— Start —
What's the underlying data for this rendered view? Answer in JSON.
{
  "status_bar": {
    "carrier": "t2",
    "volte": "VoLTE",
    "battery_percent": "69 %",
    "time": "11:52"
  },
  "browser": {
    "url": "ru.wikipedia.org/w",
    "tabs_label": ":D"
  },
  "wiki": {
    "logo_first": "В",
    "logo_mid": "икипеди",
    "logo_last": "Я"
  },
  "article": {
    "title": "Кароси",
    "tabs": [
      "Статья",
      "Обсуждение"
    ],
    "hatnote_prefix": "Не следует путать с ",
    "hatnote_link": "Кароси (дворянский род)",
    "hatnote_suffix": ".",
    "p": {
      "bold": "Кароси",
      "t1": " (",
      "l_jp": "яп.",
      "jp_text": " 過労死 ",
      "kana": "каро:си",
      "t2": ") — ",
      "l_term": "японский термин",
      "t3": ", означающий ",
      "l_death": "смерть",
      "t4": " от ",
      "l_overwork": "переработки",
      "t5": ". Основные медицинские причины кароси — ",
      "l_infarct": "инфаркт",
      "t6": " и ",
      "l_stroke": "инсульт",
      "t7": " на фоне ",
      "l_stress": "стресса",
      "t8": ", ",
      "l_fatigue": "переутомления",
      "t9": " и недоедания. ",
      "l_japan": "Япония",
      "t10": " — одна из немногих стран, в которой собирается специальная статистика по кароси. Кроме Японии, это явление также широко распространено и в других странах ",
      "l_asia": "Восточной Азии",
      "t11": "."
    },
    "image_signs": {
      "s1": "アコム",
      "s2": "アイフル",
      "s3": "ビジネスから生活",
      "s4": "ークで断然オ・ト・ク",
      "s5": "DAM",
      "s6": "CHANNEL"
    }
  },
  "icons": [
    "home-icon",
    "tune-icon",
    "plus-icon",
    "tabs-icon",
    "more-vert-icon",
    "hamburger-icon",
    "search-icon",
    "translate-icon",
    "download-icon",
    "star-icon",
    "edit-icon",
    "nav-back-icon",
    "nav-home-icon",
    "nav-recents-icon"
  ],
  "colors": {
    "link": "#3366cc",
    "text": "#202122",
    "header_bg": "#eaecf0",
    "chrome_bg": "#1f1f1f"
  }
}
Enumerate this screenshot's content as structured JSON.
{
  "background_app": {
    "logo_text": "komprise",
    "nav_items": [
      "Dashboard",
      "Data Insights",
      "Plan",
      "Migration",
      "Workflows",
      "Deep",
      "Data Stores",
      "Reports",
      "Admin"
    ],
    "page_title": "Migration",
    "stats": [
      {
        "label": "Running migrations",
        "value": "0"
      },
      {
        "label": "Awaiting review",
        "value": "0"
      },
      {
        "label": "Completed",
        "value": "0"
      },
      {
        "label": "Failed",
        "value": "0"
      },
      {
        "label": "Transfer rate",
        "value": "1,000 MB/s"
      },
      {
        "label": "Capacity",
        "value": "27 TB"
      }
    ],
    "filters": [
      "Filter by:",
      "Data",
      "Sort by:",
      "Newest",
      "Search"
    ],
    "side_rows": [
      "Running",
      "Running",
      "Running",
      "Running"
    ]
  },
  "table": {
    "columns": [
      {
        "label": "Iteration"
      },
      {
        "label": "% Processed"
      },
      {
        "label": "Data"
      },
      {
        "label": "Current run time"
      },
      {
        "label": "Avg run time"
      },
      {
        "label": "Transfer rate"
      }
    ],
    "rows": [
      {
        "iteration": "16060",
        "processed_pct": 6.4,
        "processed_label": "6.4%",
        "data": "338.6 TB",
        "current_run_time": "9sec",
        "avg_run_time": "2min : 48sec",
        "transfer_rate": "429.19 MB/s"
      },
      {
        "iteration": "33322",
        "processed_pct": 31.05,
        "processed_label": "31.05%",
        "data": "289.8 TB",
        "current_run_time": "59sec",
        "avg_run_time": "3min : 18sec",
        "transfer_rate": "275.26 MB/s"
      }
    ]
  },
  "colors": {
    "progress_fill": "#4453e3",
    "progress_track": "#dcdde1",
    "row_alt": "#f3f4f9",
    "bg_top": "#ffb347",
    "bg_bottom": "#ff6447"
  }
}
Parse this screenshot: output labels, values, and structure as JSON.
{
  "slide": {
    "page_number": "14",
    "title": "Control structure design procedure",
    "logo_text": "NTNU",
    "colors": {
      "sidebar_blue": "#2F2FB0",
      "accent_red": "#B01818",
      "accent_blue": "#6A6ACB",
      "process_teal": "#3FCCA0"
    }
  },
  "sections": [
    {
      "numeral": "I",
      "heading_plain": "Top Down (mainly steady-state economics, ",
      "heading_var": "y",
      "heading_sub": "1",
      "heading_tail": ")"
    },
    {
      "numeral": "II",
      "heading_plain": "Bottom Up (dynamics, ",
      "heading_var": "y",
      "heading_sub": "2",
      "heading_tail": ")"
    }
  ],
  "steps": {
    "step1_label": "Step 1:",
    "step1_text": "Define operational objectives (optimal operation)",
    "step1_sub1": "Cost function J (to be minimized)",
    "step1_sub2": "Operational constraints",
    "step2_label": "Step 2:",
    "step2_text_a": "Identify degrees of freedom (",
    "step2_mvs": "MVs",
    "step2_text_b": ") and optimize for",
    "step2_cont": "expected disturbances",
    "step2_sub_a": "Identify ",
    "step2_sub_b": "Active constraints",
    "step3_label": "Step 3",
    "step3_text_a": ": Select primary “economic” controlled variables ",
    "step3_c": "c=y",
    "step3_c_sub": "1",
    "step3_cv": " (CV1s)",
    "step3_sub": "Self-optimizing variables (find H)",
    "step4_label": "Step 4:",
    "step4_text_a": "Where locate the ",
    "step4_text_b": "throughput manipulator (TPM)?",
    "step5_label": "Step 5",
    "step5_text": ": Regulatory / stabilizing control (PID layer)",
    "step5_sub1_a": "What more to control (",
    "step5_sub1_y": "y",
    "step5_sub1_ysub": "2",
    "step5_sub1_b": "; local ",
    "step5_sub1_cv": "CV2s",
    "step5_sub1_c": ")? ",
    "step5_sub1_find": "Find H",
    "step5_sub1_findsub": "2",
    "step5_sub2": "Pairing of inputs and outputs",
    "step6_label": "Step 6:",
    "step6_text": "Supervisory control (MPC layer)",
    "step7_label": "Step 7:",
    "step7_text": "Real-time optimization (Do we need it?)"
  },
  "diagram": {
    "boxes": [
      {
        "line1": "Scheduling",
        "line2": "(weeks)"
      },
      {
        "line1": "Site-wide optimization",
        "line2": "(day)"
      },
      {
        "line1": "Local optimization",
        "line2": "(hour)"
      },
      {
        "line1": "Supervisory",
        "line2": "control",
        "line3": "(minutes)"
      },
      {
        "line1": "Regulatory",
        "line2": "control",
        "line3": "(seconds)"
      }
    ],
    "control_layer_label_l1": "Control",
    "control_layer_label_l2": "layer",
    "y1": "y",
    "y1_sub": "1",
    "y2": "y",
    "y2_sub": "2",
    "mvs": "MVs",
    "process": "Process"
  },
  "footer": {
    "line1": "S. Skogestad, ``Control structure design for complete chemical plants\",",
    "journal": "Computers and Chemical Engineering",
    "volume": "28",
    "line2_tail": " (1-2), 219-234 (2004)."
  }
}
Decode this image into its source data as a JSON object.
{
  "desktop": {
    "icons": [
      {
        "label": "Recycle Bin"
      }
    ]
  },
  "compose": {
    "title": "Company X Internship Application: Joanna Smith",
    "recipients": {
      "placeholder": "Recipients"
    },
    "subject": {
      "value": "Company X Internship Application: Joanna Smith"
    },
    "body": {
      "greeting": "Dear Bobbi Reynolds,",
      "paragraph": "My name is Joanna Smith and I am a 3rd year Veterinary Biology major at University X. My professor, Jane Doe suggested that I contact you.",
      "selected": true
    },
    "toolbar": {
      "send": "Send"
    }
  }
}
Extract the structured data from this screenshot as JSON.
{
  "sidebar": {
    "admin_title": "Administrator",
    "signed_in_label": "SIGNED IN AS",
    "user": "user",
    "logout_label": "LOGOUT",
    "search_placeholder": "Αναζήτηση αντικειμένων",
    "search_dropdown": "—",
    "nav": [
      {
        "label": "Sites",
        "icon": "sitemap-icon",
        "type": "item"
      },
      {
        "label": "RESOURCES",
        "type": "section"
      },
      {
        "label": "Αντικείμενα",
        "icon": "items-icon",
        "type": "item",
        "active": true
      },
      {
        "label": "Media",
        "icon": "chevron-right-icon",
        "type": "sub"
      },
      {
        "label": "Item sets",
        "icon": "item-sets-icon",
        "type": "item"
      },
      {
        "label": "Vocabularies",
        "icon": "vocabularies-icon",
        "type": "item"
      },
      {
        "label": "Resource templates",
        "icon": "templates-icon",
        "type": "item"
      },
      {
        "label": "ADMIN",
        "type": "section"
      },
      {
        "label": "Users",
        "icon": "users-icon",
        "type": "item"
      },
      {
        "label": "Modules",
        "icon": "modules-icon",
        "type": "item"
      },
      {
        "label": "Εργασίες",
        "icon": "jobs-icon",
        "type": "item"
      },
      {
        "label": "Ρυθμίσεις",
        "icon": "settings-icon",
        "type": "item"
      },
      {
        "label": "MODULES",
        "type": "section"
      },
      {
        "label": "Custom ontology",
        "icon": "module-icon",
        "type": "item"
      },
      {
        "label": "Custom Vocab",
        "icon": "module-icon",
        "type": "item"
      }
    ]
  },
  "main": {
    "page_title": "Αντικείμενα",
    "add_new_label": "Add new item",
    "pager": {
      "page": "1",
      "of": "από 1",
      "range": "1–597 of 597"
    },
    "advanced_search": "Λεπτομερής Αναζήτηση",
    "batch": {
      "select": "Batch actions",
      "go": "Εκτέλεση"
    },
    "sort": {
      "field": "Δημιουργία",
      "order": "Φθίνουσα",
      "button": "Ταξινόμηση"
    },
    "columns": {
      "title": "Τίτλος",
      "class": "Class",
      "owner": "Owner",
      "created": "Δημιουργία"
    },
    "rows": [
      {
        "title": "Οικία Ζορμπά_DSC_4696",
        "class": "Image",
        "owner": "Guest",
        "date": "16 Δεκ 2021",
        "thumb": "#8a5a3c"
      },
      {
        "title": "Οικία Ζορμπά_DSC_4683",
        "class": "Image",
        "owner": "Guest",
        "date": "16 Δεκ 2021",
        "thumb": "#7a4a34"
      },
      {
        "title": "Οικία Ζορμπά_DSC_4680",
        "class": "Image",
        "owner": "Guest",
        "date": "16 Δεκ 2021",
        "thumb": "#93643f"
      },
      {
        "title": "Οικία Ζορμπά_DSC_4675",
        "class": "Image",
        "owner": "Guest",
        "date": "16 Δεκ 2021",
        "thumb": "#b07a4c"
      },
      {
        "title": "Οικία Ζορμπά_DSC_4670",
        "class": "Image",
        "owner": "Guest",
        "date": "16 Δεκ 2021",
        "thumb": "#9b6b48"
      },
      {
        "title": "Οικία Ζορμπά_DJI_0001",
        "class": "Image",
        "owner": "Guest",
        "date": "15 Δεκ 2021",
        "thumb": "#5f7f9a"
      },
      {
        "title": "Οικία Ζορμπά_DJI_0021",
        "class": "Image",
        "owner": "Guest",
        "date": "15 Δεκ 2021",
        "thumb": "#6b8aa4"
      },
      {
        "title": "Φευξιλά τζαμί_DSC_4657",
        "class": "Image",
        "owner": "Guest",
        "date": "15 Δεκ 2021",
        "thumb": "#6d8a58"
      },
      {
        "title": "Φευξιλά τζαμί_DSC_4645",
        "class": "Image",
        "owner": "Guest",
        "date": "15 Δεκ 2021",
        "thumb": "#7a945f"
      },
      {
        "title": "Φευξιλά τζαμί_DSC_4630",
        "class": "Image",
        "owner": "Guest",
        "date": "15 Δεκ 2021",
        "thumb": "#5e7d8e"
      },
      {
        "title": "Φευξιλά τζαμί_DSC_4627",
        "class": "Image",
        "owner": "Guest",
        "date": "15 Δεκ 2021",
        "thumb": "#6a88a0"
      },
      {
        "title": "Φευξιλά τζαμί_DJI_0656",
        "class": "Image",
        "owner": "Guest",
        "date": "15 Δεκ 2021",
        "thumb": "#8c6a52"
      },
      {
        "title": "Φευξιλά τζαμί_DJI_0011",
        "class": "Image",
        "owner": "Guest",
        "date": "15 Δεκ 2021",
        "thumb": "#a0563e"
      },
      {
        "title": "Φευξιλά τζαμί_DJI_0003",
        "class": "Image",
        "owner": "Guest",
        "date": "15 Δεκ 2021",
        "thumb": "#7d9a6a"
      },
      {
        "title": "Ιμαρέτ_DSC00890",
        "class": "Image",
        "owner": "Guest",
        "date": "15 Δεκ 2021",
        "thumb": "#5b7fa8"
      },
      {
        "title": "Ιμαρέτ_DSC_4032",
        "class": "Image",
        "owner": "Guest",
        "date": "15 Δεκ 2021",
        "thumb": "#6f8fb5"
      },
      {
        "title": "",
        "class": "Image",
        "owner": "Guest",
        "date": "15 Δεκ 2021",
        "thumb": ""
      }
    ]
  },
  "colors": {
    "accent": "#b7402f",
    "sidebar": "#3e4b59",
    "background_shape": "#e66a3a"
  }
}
— End —
For the data above, state how many lines contain "screenshot"; the number is the whole answer.

3